__DATA SUPPLIED__:
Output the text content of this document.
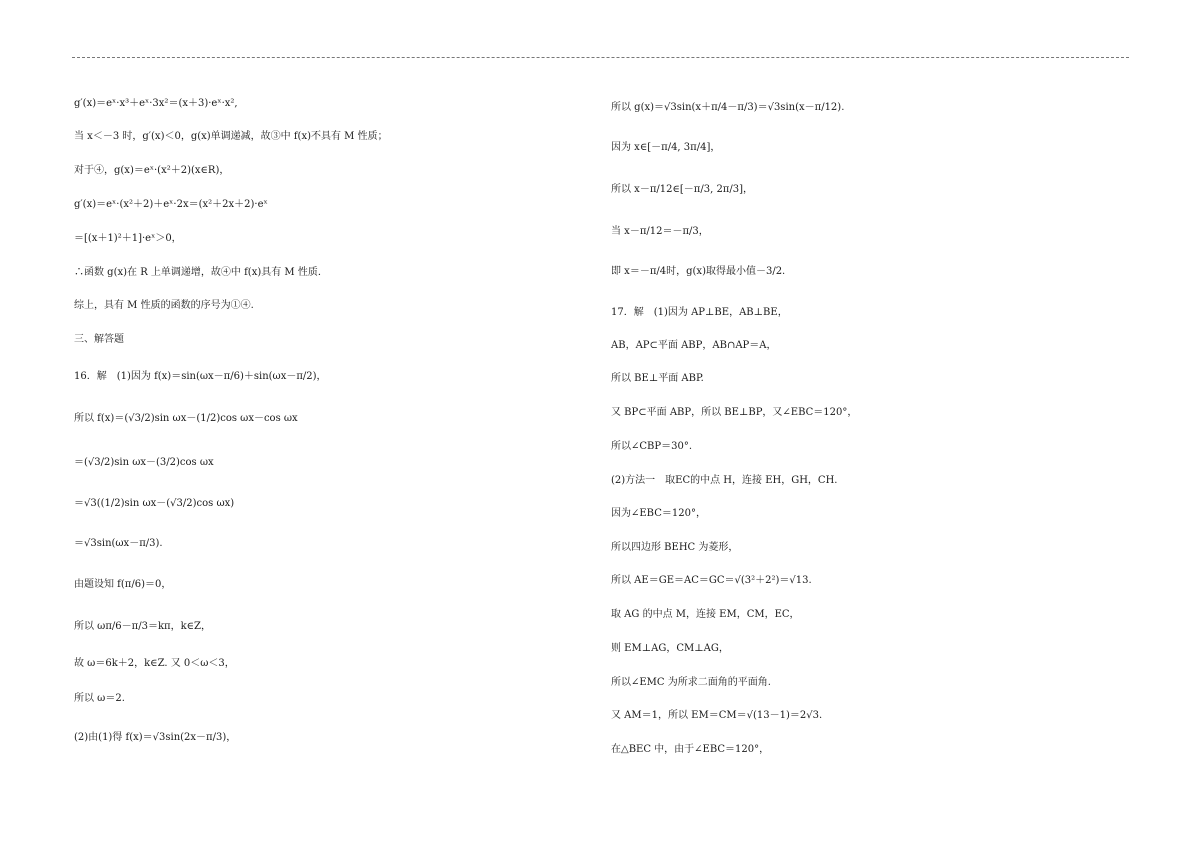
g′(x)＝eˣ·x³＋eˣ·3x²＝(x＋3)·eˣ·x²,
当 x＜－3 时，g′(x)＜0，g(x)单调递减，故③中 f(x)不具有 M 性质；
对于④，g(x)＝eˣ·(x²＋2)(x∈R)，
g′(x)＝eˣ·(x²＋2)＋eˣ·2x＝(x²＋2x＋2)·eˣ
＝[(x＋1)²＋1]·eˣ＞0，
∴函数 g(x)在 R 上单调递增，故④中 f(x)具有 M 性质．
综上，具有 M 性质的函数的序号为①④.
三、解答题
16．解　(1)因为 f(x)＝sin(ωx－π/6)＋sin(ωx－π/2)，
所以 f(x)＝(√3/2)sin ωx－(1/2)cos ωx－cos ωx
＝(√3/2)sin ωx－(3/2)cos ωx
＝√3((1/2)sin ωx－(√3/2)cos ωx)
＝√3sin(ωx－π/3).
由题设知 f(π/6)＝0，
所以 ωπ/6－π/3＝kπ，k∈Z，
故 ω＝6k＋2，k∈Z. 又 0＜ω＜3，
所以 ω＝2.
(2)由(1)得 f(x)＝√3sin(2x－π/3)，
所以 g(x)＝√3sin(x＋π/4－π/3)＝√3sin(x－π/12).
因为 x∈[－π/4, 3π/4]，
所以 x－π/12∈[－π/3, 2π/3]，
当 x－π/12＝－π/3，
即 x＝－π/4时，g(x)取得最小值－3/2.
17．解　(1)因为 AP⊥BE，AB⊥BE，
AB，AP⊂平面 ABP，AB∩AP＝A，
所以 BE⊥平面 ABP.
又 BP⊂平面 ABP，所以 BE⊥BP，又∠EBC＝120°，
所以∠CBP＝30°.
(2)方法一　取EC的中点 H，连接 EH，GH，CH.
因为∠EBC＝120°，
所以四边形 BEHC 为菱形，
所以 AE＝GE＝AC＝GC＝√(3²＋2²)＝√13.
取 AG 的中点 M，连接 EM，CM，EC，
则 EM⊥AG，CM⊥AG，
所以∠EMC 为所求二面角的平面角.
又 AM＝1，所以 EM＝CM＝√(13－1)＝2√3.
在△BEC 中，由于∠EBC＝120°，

__THE TASK__:
Repeat each line of the records above exactly, but do not copy the pictures.

__OUTPUT BELOW__:
Output the text content of this document.
g′(x)＝eˣ·x³＋eˣ·3x²＝(x＋3)·eˣ·x²,
当 x＜－3 时，g′(x)＜0，g(x)单调递减，故③中 f(x)不具有 M 性质；
对于④，g(x)＝eˣ·(x²＋2)(x∈R)，
g′(x)＝eˣ·(x²＋2)＋eˣ·2x＝(x²＋2x＋2)·eˣ
＝[(x＋1)²＋1]·eˣ＞0，
∴函数 g(x)在 R 上单调递增，故④中 f(x)具有 M 性质．
综上，具有 M 性质的函数的序号为①④.
三、解答题
16．解　(1)因为 f(x)＝sin(ωx－π/6)＋sin(ωx－π/2)，
所以 f(x)＝(√3/2)sin ωx－(1/2)cos ωx－cos ωx
＝(√3/2)sin ωx－(3/2)cos ωx
＝√3((1/2)sin ωx－(√3/2)cos ωx)
＝√3sin(ωx－π/3).
由题设知 f(π/6)＝0，
所以 ωπ/6－π/3＝kπ，k∈Z，
故 ω＝6k＋2，k∈Z. 又 0＜ω＜3，
所以 ω＝2.
(2)由(1)得 f(x)＝√3sin(2x－π/3)，
所以 g(x)＝√3sin(x＋π/4－π/3)＝√3sin(x－π/12).
因为 x∈[－π/4, 3π/4]，
所以 x－π/12∈[－π/3, 2π/3]，
当 x－π/12＝－π/3，
即 x＝－π/4时，g(x)取得最小值－3/2.
17．解　(1)因为 AP⊥BE，AB⊥BE，
AB，AP⊂平面 ABP，AB∩AP＝A，
所以 BE⊥平面 ABP.
又 BP⊂平面 ABP，所以 BE⊥BP，又∠EBC＝120°，
所以∠CBP＝30°.
(2)方法一　取EC的中点 H，连接 EH，GH，CH.
因为∠EBC＝120°，
所以四边形 BEHC 为菱形，
所以 AE＝GE＝AC＝GC＝√(3²＋2²)＝√13.
取 AG 的中点 M，连接 EM，CM，EC，
则 EM⊥AG，CM⊥AG，
所以∠EMC 为所求二面角的平面角.
又 AM＝1，所以 EM＝CM＝√(13－1)＝2√3.
在△BEC 中，由于∠EBC＝120°，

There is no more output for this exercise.